'''
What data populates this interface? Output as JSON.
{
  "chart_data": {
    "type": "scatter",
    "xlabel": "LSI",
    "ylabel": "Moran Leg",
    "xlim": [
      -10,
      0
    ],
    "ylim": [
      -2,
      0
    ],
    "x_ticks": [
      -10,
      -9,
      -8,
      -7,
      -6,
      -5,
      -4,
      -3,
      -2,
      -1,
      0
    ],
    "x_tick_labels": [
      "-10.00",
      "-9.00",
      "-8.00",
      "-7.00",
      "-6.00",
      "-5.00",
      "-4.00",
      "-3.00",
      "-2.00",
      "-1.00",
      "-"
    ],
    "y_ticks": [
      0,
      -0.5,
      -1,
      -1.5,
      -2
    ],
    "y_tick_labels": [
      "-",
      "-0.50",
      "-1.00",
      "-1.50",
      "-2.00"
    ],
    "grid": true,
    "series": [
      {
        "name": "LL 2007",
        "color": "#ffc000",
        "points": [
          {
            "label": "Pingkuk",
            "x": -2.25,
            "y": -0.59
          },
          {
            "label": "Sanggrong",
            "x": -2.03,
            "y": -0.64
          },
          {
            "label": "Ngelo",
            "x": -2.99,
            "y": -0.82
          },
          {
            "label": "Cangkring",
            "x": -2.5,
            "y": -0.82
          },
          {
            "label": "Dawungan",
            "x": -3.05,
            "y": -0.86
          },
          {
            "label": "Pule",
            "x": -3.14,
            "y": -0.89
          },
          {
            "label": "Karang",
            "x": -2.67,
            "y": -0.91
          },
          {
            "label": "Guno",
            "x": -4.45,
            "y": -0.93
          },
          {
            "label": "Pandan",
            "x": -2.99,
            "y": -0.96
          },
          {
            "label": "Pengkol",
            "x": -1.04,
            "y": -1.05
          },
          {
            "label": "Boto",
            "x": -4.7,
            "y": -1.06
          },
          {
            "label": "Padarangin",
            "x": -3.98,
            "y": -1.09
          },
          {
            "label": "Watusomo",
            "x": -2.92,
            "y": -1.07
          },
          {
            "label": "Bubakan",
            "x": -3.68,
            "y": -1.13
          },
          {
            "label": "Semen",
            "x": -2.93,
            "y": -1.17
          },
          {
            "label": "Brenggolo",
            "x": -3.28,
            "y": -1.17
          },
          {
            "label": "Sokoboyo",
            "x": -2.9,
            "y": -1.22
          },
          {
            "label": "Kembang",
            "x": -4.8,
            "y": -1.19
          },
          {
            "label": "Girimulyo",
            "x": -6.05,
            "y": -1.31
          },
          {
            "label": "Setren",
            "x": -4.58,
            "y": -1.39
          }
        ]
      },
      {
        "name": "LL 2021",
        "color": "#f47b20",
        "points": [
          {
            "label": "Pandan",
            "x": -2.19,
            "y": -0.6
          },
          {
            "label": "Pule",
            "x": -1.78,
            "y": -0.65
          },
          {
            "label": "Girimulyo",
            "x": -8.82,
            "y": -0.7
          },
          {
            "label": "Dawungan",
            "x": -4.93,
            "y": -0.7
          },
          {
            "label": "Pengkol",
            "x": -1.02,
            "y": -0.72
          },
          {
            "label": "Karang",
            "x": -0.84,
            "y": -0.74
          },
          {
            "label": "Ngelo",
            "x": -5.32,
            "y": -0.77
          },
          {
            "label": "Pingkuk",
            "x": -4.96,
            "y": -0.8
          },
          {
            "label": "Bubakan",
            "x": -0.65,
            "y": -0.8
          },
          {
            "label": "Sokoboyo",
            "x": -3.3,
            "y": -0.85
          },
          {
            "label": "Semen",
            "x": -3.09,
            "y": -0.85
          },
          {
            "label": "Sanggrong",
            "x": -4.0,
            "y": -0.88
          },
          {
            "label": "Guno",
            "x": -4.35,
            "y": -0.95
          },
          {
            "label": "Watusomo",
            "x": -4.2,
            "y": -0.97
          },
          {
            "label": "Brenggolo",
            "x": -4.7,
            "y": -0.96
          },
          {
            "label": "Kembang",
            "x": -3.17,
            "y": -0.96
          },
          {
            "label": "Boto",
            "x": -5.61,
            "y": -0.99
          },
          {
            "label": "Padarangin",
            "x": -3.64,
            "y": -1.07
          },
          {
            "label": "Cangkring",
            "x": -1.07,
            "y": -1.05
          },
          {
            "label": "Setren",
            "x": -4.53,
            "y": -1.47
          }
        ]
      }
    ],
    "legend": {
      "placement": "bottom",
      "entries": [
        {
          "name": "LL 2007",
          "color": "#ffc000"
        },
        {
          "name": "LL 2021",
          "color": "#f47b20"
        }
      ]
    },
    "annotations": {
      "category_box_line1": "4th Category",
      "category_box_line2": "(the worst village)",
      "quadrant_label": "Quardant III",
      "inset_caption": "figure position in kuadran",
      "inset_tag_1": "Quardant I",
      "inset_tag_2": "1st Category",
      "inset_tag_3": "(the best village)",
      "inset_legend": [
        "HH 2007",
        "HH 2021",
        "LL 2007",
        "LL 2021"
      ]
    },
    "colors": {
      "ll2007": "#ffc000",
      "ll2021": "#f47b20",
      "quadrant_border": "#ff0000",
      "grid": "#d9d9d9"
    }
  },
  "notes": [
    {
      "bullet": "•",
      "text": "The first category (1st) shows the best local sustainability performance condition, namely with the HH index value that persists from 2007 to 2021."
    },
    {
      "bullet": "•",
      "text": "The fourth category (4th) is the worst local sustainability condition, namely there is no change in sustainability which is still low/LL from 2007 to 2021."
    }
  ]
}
'''
Set exercise:
Write every record out again, unaltered.

Result for this exercise:
What data populates this interface? Output as JSON.
{
  "chart_data": {
    "type": "scatter",
    "xlabel": "LSI",
    "ylabel": "Moran Leg",
    "xlim": [
      -10,
      0
    ],
    "ylim": [
      -2,
      0
    ],
    "x_ticks": [
      -10,
      -9,
      -8,
      -7,
      -6,
      -5,
      -4,
      -3,
      -2,
      -1,
      0
    ],
    "x_tick_labels": [
      "-10.00",
      "-9.00",
      "-8.00",
      "-7.00",
      "-6.00",
      "-5.00",
      "-4.00",
      "-3.00",
      "-2.00",
      "-1.00",
      "-"
    ],
    "y_ticks": [
      0,
      -0.5,
      -1,
      -1.5,
      -2
    ],
    "y_tick_labels": [
      "-",
      "-0.50",
      "-1.00",
      "-1.50",
      "-2.00"
    ],
    "grid": true,
    "series": [
      {
        "name": "LL 2007",
        "color": "#ffc000",
        "points": [
          {
            "label": "Pingkuk",
            "x": -2.25,
            "y": -0.59
          },
          {
            "label": "Sanggrong",
            "x": -2.03,
            "y": -0.64
          },
          {
            "label": "Ngelo",
            "x": -2.99,
            "y": -0.82
          },
          {
            "label": "Cangkring",
            "x": -2.5,
            "y": -0.82
          },
          {
            "label": "Dawungan",
            "x": -3.05,
            "y": -0.86
          },
          {
            "label": "Pule",
            "x": -3.14,
            "y": -0.89
          },
          {
            "label": "Karang",
            "x": -2.67,
            "y": -0.91
          },
          {
            "label": "Guno",
            "x": -4.45,
            "y": -0.93
          },
          {
            "label": "Pandan",
            "x": -2.99,
            "y": -0.96
          },
          {
            "label": "Pengkol",
            "x": -1.04,
            "y": -1.05
          },
          {
            "label": "Boto",
            "x": -4.7,
            "y": -1.06
          },
          {
            "label": "Padarangin",
            "x": -3.98,
            "y": -1.09
          },
          {
            "label": "Watusomo",
            "x": -2.92,
            "y": -1.07
          },
          {
            "label": "Bubakan",
            "x": -3.68,
            "y": -1.13
          },
          {
            "label": "Semen",
            "x": -2.93,
            "y": -1.17
          },
          {
            "label": "Brenggolo",
            "x": -3.28,
            "y": -1.17
          },
          {
            "label": "Sokoboyo",
            "x": -2.9,
            "y": -1.22
          },
          {
            "label": "Kembang",
            "x": -4.8,
            "y": -1.19
          },
          {
            "label": "Girimulyo",
            "x": -6.05,
            "y": -1.31
          },
          {
            "label": "Setren",
            "x": -4.58,
            "y": -1.39
          }
        ]
      },
      {
        "name": "LL 2021",
        "color": "#f47b20",
        "points": [
          {
            "label": "Pandan",
            "x": -2.19,
            "y": -0.6
          },
          {
            "label": "Pule",
            "x": -1.78,
            "y": -0.65
          },
          {
            "label": "Girimulyo",
            "x": -8.82,
            "y": -0.7
          },
          {
            "label": "Dawungan",
            "x": -4.93,
            "y": -0.7
          },
          {
            "label": "Pengkol",
            "x": -1.02,
            "y": -0.72
          },
          {
            "label": "Karang",
            "x": -0.84,
            "y": -0.74
          },
          {
            "label": "Ngelo",
            "x": -5.32,
            "y": -0.77
          },
          {
            "label": "Pingkuk",
            "x": -4.96,
            "y": -0.8
          },
          {
            "label": "Bubakan",
            "x": -0.65,
            "y": -0.8
          },
          {
            "label": "Sokoboyo",
            "x": -3.3,
            "y": -0.85
          },
          {
            "label": "Semen",
            "x": -3.09,
            "y": -0.85
          },
          {
            "label": "Sanggrong",
            "x": -4.0,
            "y": -0.88
          },
          {
            "label": "Guno",
            "x": -4.35,
            "y": -0.95
          },
          {
            "label": "Watusomo",
            "x": -4.2,
            "y": -0.97
          },
          {
            "label": "Brenggolo",
            "x": -4.7,
            "y": -0.96
          },
          {
            "label": "Kembang",
            "x": -3.17,
            "y": -0.96
          },
          {
            "label": "Boto",
            "x": -5.61,
            "y": -0.99
          },
          {
            "label": "Padarangin",
            "x": -3.64,
            "y": -1.07
          },
          {
            "label": "Cangkring",
            "x": -1.07,
            "y": -1.05
          },
          {
            "label": "Setren",
            "x": -4.53,
            "y": -1.47
          }
        ]
      }
    ],
    "legend": {
      "placement": "bottom",
      "entries": [
        {
          "name": "LL 2007",
          "color": "#ffc000"
        },
        {
          "name": "LL 2021",
          "color": "#f47b20"
        }
      ]
    },
    "annotations": {
      "category_box_line1": "4th Category",
      "category_box_line2": "(the worst village)",
      "quadrant_label": "Quardant III",
      "inset_caption": "figure position in kuadran",
      "inset_tag_1": "Quardant I",
      "inset_tag_2": "1st Category",
      "inset_tag_3": "(the best village)",
      "inset_legend": [
        "HH 2007",
        "HH 2021",
        "LL 2007",
        "LL 2021"
      ]
    },
    "colors": {
      "ll2007": "#ffc000",
      "ll2021": "#f47b20",
      "quadrant_border": "#ff0000",
      "grid": "#d9d9d9"
    }
  },
  "notes": [
    {
      "bullet": "•",
      "text": "The first category (1st) shows the best local sustainability performance condition, namely with the HH index value that persists from 2007 to 2021."
    },
    {
      "bullet": "•",
      "text": "The fourth category (4th) is the worst local sustainability condition, namely there is no change in sustainability which is still low/LL from 2007 to 2021."
    }
  ]
}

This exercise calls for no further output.